[begin TASK INPUT]

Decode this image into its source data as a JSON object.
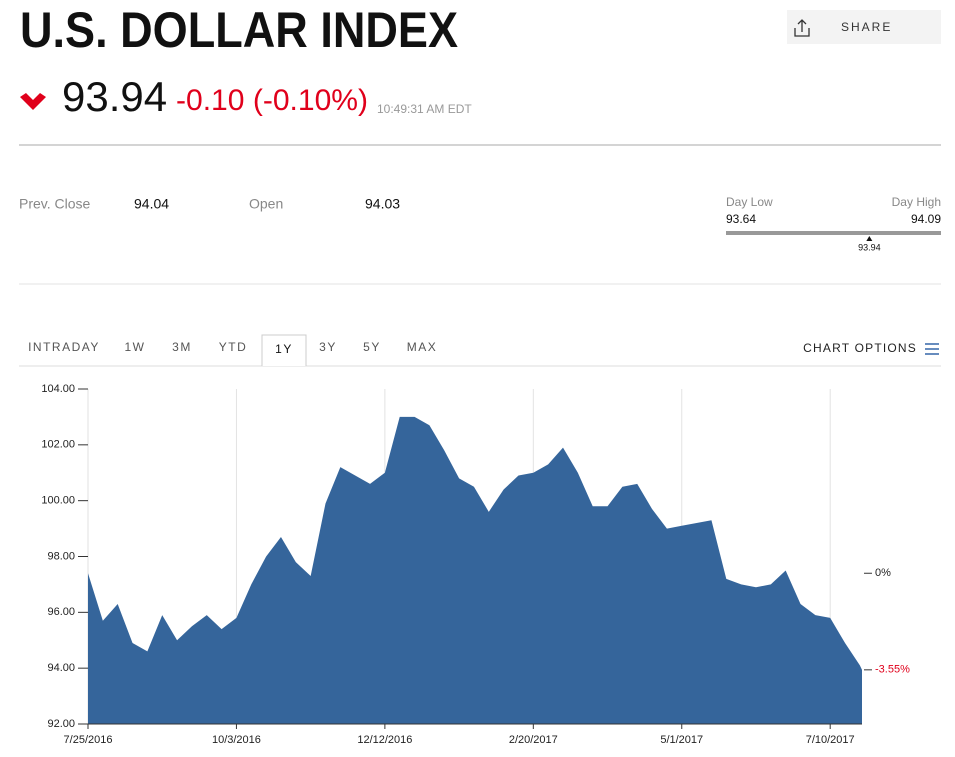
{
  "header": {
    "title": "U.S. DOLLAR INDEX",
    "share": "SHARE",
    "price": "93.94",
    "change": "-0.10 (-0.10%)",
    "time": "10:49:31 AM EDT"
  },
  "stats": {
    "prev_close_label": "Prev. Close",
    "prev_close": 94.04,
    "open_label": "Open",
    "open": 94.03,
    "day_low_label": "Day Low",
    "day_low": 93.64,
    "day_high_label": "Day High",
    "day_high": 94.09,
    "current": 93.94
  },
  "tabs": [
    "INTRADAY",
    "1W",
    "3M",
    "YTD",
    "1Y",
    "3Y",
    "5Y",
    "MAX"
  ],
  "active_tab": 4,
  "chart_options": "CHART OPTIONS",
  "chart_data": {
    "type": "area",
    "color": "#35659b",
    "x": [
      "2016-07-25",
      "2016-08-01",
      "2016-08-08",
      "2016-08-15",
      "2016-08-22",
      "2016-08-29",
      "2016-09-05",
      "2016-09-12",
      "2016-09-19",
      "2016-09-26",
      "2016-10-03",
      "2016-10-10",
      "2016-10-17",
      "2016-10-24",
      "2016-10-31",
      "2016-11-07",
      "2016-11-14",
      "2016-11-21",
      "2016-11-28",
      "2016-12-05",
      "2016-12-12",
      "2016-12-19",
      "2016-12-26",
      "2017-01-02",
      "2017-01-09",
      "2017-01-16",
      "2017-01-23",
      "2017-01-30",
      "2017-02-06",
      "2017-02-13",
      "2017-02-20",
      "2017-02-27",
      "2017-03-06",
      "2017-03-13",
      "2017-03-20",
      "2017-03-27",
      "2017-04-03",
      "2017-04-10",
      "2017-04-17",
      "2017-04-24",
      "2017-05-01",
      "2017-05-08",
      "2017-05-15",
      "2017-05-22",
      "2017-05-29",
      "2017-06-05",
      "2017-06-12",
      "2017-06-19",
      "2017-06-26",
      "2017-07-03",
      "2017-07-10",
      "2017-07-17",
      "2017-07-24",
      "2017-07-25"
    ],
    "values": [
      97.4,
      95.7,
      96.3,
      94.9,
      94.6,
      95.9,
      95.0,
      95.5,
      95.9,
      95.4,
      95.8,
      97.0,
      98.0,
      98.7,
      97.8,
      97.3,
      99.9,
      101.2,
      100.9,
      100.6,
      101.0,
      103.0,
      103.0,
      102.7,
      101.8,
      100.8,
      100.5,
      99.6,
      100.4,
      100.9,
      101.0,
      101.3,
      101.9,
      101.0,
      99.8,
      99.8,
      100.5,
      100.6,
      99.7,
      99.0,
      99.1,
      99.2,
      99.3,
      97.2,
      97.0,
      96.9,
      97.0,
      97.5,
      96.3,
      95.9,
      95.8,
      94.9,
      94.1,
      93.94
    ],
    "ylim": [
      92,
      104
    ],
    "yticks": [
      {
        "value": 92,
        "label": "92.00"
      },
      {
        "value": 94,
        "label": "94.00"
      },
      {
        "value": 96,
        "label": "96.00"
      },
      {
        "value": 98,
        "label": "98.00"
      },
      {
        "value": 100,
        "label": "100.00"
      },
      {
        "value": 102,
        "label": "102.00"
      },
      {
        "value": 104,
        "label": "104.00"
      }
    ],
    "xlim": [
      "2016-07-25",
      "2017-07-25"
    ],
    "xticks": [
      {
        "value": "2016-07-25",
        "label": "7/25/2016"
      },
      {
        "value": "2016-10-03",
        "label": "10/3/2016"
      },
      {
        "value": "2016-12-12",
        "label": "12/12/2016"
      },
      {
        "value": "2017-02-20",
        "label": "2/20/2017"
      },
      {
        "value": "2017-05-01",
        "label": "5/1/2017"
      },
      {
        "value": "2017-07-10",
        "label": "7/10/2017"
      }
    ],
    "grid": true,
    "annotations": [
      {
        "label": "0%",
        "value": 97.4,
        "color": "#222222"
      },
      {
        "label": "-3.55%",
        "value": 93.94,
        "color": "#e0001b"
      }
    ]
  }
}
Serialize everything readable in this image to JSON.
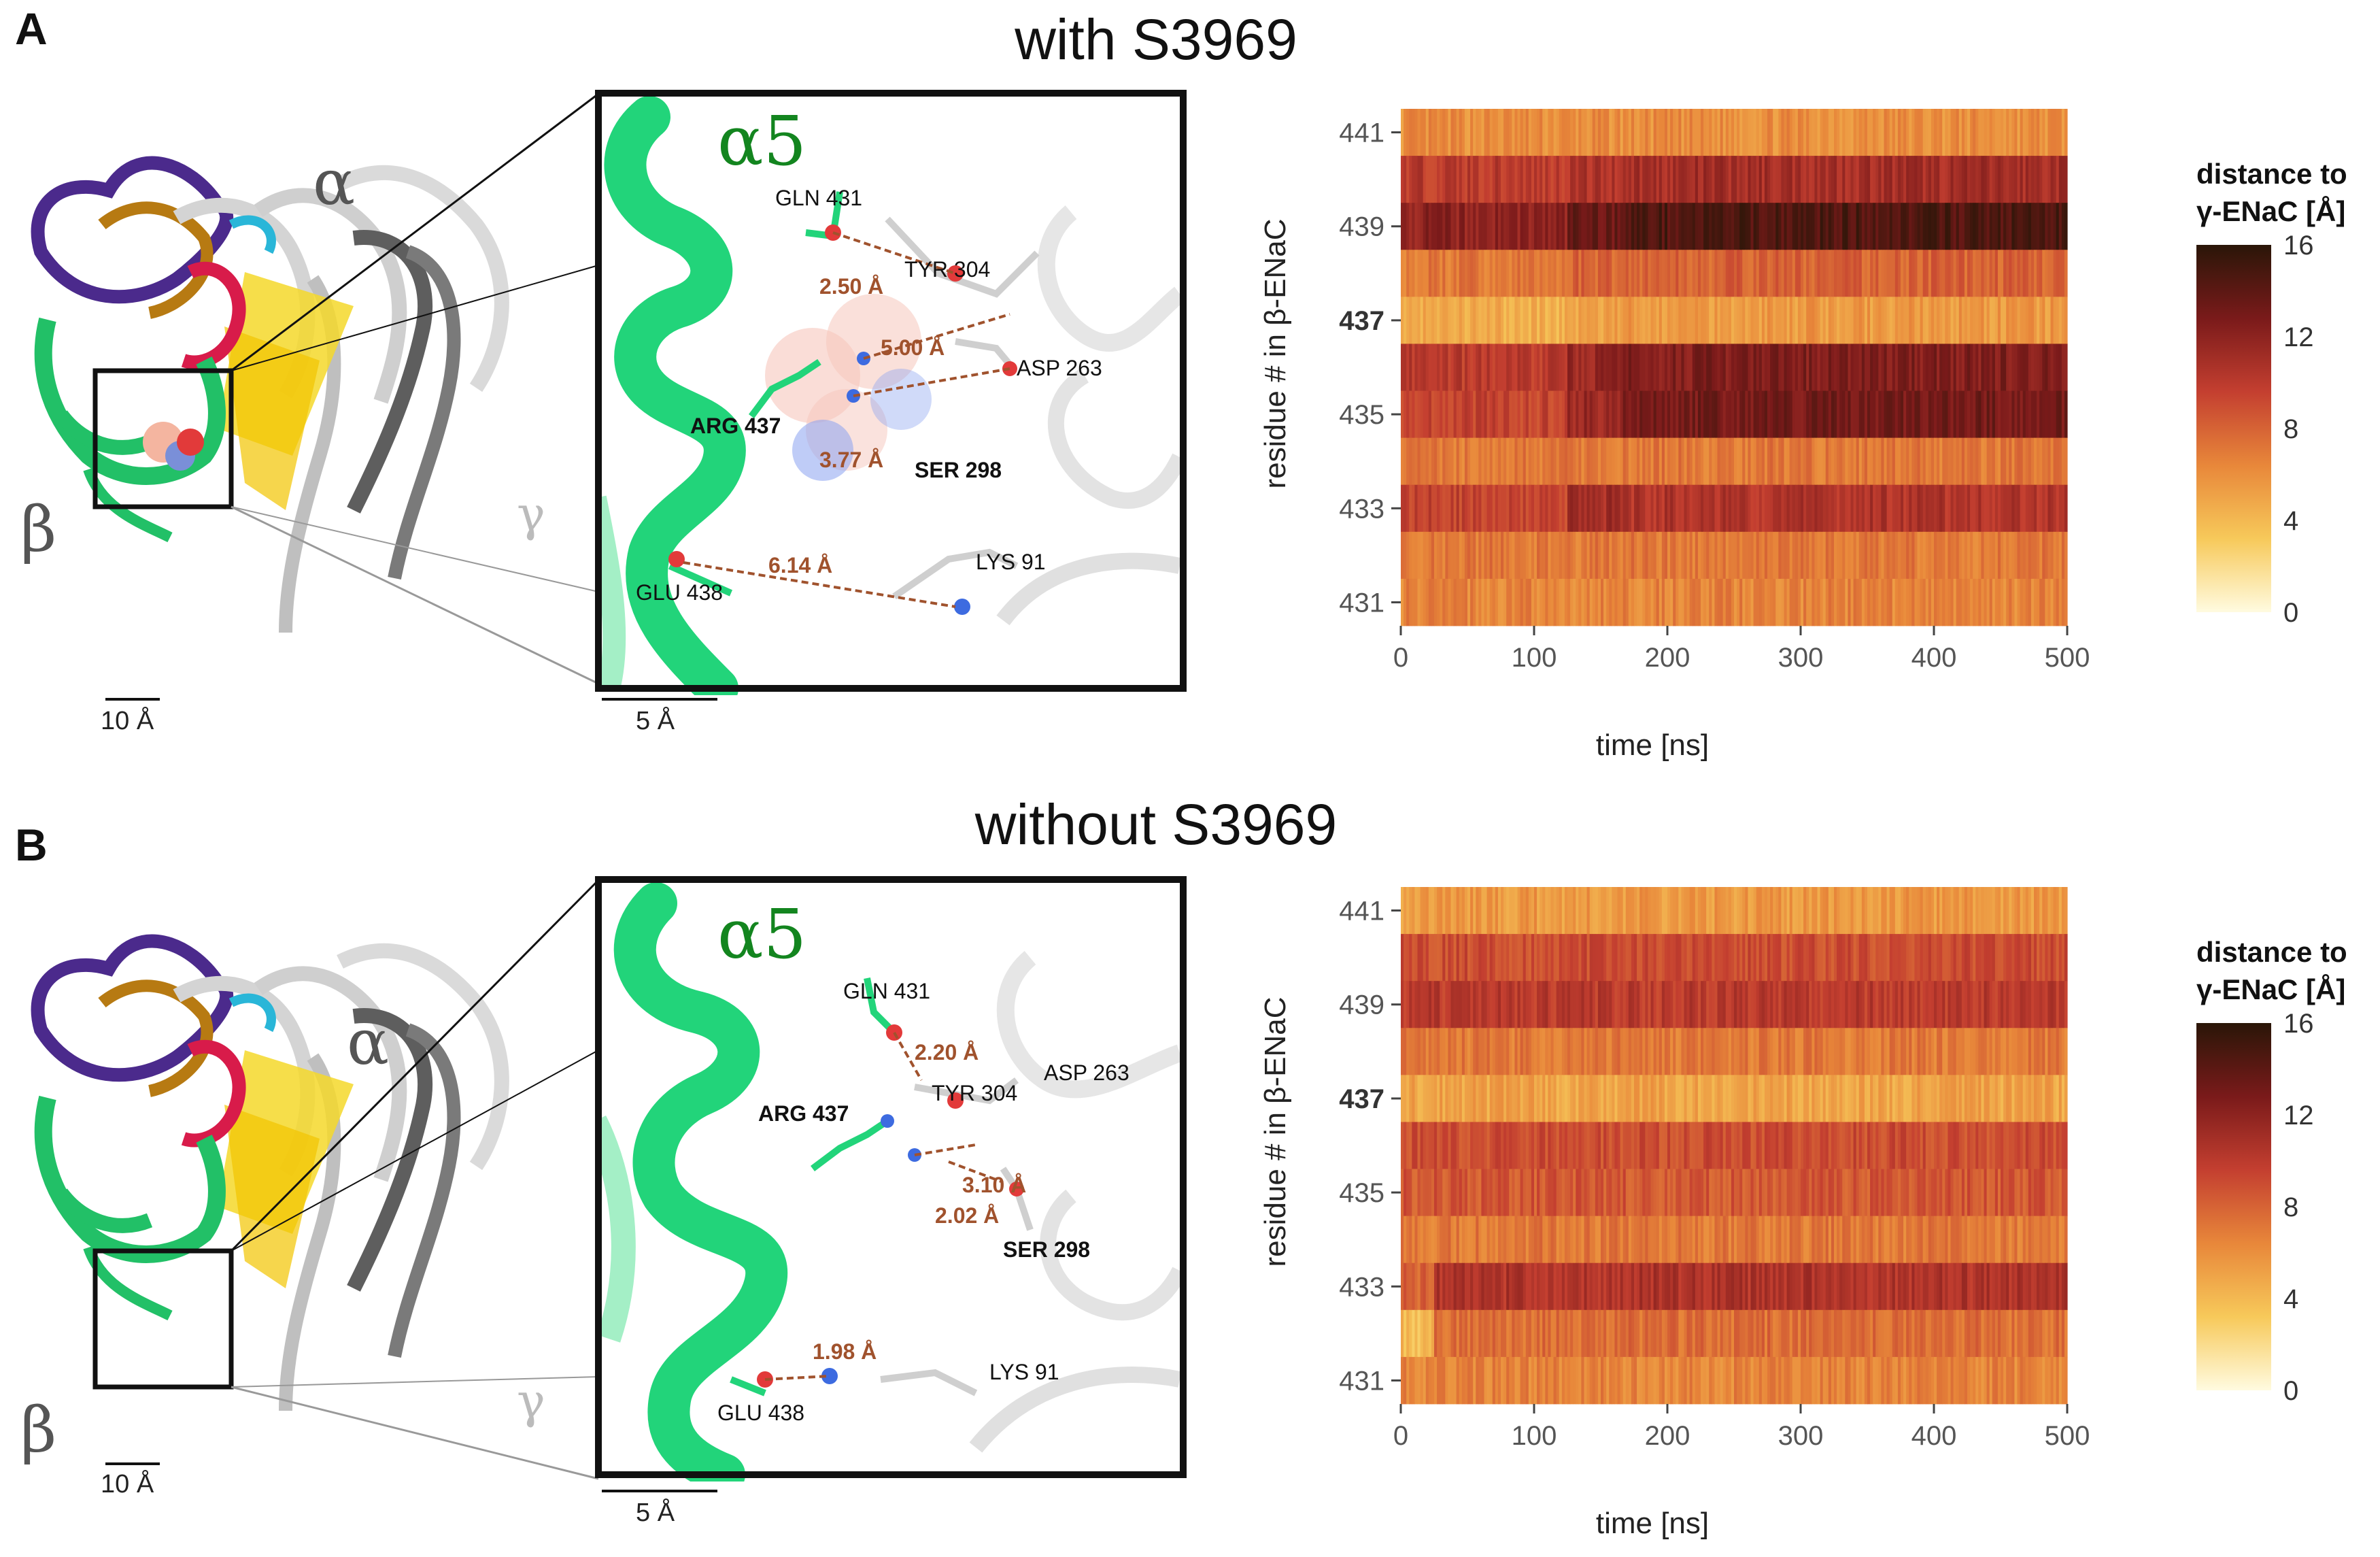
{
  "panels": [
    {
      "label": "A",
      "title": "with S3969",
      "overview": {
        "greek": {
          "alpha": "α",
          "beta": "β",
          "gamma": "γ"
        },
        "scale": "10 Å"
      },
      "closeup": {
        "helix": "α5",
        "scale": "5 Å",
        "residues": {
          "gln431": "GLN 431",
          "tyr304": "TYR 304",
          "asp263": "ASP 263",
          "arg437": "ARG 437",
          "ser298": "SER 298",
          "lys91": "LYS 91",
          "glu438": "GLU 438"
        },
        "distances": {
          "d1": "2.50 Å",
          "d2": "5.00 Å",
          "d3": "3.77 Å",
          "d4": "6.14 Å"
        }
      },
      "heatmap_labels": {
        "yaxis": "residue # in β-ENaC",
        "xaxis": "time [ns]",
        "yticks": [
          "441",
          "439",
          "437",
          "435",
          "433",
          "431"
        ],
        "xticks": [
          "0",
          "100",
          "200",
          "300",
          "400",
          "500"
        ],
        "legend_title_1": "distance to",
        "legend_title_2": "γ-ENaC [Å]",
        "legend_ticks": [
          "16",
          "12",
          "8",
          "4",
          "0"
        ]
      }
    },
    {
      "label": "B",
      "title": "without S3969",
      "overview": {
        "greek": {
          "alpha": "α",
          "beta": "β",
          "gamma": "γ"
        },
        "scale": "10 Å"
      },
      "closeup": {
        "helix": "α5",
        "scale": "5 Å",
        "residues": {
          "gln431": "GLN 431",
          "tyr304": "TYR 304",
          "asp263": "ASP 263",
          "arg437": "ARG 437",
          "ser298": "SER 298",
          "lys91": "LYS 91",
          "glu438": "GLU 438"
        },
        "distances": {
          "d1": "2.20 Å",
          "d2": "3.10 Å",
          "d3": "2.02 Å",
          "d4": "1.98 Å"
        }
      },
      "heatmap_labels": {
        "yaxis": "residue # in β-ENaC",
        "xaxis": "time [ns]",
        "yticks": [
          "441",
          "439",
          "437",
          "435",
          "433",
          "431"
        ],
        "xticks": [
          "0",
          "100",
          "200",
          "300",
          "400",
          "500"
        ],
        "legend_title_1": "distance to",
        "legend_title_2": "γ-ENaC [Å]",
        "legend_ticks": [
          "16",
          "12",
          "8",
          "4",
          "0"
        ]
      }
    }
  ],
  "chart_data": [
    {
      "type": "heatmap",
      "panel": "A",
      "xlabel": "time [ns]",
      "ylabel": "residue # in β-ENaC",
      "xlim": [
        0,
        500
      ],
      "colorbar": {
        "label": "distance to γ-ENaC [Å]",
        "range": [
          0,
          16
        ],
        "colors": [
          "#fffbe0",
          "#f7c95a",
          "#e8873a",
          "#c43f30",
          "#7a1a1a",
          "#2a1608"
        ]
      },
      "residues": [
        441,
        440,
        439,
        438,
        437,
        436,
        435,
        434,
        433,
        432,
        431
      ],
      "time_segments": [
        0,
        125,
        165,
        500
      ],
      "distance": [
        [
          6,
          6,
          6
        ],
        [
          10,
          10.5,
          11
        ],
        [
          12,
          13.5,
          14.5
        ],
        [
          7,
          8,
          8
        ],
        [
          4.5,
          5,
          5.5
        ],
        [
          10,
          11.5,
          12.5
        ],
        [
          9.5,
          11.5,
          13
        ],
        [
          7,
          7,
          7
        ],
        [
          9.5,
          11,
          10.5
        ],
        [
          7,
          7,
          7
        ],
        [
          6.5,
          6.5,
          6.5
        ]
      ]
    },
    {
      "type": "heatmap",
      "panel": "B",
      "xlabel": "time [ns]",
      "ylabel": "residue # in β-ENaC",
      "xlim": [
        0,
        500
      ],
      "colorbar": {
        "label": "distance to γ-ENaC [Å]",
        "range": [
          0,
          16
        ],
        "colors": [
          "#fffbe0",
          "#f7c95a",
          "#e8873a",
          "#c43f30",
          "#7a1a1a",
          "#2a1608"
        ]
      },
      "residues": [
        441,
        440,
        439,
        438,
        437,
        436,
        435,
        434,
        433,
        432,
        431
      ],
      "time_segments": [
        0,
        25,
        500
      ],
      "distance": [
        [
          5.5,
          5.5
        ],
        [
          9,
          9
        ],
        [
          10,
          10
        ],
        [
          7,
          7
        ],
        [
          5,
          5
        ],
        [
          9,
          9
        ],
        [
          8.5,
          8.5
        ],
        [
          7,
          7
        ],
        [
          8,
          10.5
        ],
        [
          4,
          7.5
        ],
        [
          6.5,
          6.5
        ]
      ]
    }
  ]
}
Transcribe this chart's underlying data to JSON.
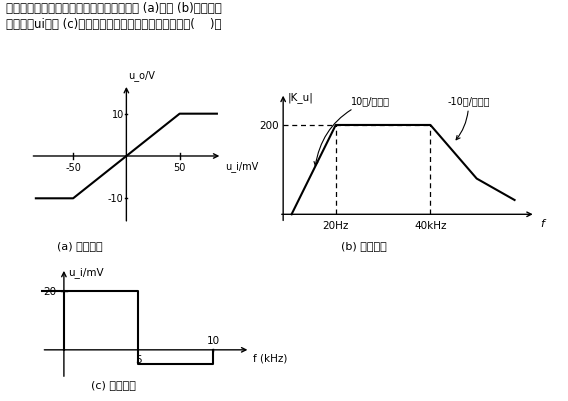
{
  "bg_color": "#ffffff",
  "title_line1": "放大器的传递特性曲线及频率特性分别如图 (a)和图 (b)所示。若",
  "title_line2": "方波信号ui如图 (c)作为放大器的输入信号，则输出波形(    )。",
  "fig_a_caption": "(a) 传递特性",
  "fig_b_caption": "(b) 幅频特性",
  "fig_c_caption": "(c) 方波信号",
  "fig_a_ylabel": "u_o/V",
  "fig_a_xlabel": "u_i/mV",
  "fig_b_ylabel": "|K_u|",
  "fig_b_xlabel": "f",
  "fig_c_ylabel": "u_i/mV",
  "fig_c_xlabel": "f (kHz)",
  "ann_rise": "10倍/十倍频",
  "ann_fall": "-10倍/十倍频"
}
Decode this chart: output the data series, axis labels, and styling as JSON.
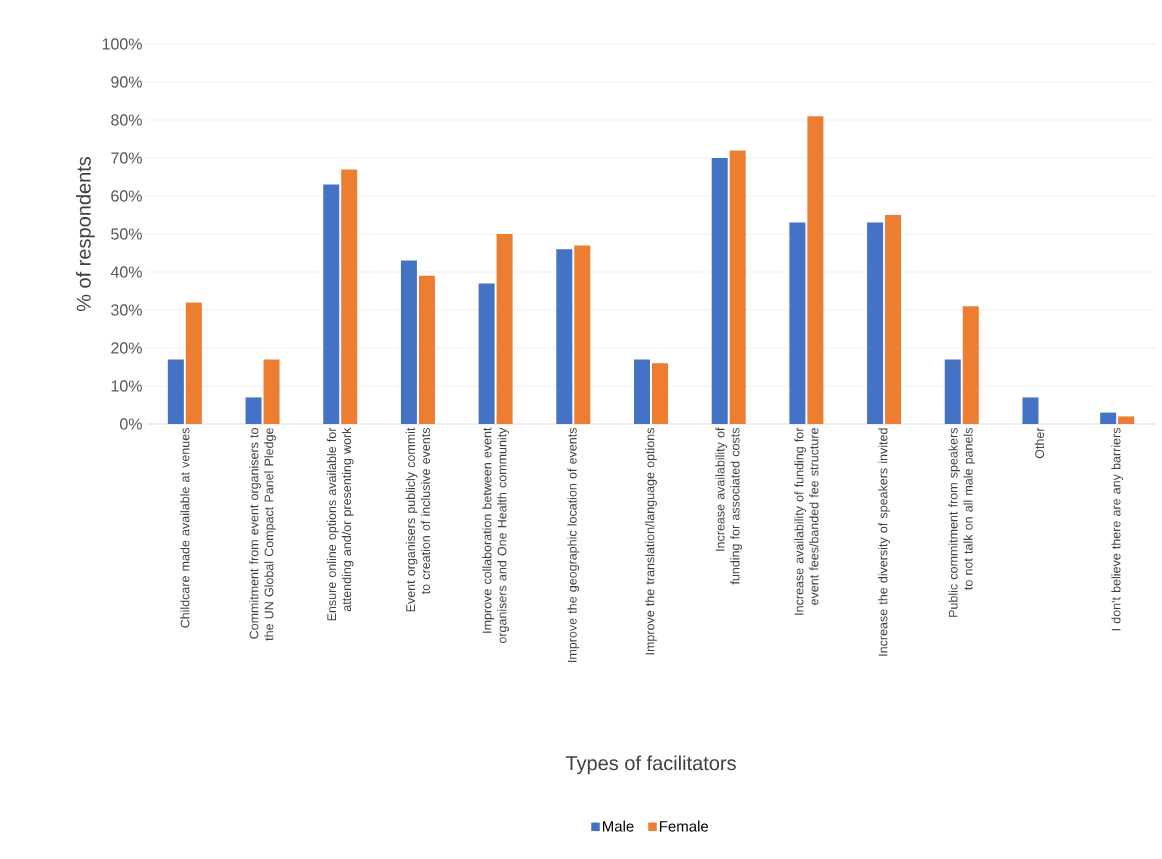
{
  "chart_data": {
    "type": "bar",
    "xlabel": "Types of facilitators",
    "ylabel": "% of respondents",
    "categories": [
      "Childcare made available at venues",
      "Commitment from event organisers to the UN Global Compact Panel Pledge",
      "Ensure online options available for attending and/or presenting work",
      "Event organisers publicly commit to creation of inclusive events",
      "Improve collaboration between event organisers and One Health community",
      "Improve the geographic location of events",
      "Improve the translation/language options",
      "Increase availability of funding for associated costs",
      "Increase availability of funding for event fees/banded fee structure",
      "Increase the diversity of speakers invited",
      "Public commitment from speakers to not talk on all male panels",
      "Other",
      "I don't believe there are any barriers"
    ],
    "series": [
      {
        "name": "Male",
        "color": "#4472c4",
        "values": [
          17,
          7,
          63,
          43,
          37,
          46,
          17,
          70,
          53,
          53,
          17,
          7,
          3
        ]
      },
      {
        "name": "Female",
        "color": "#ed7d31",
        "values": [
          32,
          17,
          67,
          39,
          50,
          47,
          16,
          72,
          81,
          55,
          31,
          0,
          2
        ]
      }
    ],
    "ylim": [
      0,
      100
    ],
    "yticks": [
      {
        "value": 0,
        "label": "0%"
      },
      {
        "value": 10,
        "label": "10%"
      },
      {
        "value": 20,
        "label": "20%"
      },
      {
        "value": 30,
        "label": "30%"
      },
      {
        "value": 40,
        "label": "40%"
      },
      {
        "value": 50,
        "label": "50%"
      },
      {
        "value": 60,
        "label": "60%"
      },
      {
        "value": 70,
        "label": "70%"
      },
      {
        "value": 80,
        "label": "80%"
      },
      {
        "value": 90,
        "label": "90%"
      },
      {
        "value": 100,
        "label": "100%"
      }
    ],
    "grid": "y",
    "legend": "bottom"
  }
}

[end TASK INPUT]

**YOUR OBJECTIVE**
Pull out all lines containing "available".

**ANSWER IN FULL**
      "Childcare made available at venues",
      "Ensure online options available for attending and/or presenting work",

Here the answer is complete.